Assemble all lines in which the string "MACRO" appears.

INFORMATION SHOWN
·····

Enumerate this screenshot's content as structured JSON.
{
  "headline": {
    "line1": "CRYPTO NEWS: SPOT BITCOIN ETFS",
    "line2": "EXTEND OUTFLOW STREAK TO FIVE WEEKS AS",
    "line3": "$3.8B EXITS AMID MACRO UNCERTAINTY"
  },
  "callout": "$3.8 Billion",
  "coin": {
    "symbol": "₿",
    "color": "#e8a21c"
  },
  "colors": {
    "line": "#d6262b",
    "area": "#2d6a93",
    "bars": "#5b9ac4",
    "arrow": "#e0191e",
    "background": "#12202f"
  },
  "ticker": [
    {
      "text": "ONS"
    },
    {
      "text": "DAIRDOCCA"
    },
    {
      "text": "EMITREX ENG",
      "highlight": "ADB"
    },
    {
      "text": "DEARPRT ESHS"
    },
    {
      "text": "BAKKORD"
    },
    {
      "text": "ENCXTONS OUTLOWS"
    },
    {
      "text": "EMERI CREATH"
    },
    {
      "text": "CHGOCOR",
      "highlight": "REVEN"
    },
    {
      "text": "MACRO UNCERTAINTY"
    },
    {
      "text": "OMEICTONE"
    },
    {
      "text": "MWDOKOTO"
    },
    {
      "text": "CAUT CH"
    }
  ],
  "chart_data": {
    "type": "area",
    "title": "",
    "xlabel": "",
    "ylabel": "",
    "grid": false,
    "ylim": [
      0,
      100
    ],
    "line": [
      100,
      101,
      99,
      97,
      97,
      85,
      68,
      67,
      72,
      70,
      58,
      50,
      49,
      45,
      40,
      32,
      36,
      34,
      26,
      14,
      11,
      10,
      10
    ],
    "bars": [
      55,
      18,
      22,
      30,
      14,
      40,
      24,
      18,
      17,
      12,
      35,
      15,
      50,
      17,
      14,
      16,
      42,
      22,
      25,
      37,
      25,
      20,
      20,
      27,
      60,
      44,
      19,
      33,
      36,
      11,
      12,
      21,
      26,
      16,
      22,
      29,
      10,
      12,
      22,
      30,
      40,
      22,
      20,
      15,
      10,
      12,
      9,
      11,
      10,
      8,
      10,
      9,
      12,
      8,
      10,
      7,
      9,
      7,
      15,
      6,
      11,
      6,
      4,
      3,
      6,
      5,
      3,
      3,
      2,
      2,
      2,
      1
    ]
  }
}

·····

WRITTEN SOLUTION
    "line3": "$3.8B EXITS AMID MACRO UNCERTAINTY"
      "text": "MACRO UNCERTAINTY"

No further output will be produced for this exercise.